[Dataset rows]
• • • •

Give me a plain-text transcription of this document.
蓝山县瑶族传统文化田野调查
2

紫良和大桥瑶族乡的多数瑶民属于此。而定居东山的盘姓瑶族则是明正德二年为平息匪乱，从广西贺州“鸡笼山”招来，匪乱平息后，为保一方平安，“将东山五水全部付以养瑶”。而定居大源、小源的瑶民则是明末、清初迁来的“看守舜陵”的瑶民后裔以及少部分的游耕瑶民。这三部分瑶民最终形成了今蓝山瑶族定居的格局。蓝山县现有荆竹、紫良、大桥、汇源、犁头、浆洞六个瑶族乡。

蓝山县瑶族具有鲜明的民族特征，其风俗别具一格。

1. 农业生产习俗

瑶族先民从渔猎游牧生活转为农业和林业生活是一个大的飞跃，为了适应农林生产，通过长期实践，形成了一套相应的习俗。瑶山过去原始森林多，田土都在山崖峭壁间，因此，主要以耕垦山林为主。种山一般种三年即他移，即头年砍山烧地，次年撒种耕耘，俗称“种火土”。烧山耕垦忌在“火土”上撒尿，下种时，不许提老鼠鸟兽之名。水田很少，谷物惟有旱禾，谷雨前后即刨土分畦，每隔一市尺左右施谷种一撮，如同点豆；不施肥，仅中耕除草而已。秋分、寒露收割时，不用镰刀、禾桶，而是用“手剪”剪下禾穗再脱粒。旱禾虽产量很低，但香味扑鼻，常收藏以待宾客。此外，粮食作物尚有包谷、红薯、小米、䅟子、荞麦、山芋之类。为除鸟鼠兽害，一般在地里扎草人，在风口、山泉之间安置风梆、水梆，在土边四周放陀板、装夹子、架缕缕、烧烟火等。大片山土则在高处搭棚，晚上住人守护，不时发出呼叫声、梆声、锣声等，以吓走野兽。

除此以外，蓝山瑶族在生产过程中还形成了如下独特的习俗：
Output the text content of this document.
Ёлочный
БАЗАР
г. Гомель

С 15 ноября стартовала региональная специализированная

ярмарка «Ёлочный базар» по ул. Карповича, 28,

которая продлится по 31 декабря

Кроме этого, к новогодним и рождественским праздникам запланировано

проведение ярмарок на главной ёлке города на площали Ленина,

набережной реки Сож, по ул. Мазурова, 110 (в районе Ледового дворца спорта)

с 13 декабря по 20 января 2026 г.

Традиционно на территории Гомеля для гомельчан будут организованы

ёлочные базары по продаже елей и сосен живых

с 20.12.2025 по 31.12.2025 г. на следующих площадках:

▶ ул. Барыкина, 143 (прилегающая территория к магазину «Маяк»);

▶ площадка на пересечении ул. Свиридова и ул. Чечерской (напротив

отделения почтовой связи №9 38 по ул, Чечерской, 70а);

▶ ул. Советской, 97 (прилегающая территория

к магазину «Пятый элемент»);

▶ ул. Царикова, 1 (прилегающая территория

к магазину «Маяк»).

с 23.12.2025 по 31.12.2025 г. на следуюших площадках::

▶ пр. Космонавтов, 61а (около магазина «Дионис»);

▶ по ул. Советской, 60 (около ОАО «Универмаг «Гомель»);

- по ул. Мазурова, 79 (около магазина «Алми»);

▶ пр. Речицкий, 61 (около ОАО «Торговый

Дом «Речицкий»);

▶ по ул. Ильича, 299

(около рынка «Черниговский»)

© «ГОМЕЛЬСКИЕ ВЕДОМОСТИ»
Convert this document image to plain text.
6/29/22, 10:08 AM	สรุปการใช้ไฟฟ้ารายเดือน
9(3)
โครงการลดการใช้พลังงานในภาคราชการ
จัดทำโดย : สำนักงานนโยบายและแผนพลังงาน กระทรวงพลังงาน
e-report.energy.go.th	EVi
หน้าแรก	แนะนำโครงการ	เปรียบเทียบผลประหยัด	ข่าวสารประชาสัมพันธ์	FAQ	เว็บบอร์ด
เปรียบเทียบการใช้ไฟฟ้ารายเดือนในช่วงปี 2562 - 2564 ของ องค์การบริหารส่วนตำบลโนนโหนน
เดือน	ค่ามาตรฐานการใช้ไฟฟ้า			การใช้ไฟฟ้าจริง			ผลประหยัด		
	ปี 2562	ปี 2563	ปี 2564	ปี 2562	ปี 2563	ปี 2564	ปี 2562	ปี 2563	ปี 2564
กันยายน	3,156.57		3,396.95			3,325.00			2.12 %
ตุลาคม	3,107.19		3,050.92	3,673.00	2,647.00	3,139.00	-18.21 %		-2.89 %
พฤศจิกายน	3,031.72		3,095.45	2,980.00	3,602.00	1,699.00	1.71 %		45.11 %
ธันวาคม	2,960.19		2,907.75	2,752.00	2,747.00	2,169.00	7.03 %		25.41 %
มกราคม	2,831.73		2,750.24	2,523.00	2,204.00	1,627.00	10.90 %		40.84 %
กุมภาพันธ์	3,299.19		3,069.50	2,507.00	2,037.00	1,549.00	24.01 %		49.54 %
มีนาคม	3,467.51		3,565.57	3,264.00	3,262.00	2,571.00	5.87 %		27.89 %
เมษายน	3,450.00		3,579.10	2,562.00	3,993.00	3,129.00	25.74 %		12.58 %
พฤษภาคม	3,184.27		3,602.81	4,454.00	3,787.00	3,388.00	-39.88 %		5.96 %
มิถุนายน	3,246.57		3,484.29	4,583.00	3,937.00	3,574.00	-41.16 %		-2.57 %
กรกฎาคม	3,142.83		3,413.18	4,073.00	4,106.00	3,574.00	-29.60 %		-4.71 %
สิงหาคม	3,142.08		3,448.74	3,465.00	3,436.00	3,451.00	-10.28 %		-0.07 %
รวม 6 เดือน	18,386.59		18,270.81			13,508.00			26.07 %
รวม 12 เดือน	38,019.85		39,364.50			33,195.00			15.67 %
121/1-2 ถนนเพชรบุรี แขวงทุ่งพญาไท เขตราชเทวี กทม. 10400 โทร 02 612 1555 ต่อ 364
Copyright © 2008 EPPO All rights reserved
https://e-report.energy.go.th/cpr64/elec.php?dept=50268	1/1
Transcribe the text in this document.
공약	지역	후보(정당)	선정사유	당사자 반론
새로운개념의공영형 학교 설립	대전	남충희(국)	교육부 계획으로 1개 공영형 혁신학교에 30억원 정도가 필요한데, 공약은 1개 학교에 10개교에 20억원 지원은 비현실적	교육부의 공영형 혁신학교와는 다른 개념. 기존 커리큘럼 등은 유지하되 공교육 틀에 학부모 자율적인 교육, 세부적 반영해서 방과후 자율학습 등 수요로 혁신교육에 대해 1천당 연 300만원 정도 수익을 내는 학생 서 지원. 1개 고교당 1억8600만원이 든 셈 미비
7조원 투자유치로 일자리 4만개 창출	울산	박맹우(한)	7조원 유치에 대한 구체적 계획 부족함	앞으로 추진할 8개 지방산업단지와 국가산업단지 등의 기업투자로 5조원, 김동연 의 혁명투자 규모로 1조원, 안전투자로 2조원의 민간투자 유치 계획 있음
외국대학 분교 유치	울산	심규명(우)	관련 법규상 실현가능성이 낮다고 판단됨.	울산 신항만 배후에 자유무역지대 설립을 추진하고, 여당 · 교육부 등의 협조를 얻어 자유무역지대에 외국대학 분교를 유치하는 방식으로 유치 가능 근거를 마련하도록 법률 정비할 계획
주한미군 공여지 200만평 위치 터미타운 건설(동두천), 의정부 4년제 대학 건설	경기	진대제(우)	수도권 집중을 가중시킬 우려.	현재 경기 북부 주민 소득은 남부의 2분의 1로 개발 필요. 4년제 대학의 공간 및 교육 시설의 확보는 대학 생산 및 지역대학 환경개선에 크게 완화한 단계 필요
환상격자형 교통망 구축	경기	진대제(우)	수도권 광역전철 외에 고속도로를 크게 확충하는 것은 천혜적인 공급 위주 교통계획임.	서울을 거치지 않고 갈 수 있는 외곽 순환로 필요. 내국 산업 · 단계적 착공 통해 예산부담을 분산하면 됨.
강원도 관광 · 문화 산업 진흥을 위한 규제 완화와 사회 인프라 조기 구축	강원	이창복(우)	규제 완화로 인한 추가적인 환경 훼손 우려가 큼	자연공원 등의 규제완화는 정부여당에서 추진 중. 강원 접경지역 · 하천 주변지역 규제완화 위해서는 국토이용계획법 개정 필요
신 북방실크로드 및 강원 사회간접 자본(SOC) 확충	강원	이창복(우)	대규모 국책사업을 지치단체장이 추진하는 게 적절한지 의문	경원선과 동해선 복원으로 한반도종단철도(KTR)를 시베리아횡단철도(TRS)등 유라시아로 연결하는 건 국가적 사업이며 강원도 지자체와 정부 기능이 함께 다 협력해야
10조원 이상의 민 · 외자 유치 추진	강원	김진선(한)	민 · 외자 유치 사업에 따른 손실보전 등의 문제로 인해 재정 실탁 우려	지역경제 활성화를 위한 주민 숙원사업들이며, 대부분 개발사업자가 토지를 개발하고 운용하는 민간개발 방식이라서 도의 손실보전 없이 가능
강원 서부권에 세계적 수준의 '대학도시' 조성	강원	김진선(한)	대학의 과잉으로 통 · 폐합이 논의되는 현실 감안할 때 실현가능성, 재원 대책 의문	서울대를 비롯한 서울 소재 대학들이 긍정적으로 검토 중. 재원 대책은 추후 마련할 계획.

• • • •

§ GIVEN EXERCISE
Repeat only the stretch of lines that opens with the line containing "Transcribe the text in this document." and closes with the final line of the entries, both included, exactly as written.

§ WRITTEN SOLUTION
Transcribe the text in this document.
공약	지역	후보(정당)	선정사유	당사자 반론
새로운개념의공영형 학교 설립	대전	남충희(국)	교육부 계획으로 1개 공영형 혁신학교에 30억원 정도가 필요한데, 공약은 1개 학교에 10개교에 20억원 지원은 비현실적	교육부의 공영형 혁신학교와는 다른 개념. 기존 커리큘럼 등은 유지하되 공교육 틀에 학부모 자율적인 교육, 세부적 반영해서 방과후 자율학습 등 수요로 혁신교육에 대해 1천당 연 300만원 정도 수익을 내는 학생 서 지원. 1개 고교당 1억8600만원이 든 셈 미비
7조원 투자유치로 일자리 4만개 창출	울산	박맹우(한)	7조원 유치에 대한 구체적 계획 부족함	앞으로 추진할 8개 지방산업단지와 국가산업단지 등의 기업투자로 5조원, 김동연 의 혁명투자 규모로 1조원, 안전투자로 2조원의 민간투자 유치 계획 있음
외국대학 분교 유치	울산	심규명(우)	관련 법규상 실현가능성이 낮다고 판단됨.	울산 신항만 배후에 자유무역지대 설립을 추진하고, 여당 · 교육부 등의 협조를 얻어 자유무역지대에 외국대학 분교를 유치하는 방식으로 유치 가능 근거를 마련하도록 법률 정비할 계획
주한미군 공여지 200만평 위치 터미타운 건설(동두천), 의정부 4년제 대학 건설	경기	진대제(우)	수도권 집중을 가중시킬 우려.	현재 경기 북부 주민 소득은 남부의 2분의 1로 개발 필요. 4년제 대학의 공간 및 교육 시설의 확보는 대학 생산 및 지역대학 환경개선에 크게 완화한 단계 필요
환상격자형 교통망 구축	경기	진대제(우)	수도권 광역전철 외에 고속도로를 크게 확충하는 것은 천혜적인 공급 위주 교통계획임.	서울을 거치지 않고 갈 수 있는 외곽 순환로 필요. 내국 산업 · 단계적 착공 통해 예산부담을 분산하면 됨.
강원도 관광 · 문화 산업 진흥을 위한 규제 완화와 사회 인프라 조기 구축	강원	이창복(우)	규제 완화로 인한 추가적인 환경 훼손 우려가 큼	자연공원 등의 규제완화는 정부여당에서 추진 중. 강원 접경지역 · 하천 주변지역 규제완화 위해서는 국토이용계획법 개정 필요
신 북방실크로드 및 강원 사회간접 자본(SOC) 확충	강원	이창복(우)	대규모 국책사업을 지치단체장이 추진하는 게 적절한지 의문	경원선과 동해선 복원으로 한반도종단철도(KTR)를 시베리아횡단철도(TRS)등 유라시아로 연결하는 건 국가적 사업이며 강원도 지자체와 정부 기능이 함께 다 협력해야
10조원 이상의 민 · 외자 유치 추진	강원	김진선(한)	민 · 외자 유치 사업에 따른 손실보전 등의 문제로 인해 재정 실탁 우려	지역경제 활성화를 위한 주민 숙원사업들이며, 대부분 개발사업자가 토지를 개발하고 운용하는 민간개발 방식이라서 도의 손실보전 없이 가능
강원 서부권에 세계적 수준의 '대학도시' 조성	강원	김진선(한)	대학의 과잉으로 통 · 폐합이 논의되는 현실 감안할 때 실현가능성, 재원 대책 의문	서울대를 비롯한 서울 소재 대학들이 긍정적으로 검토 중. 재원 대책은 추후 마련할 계획.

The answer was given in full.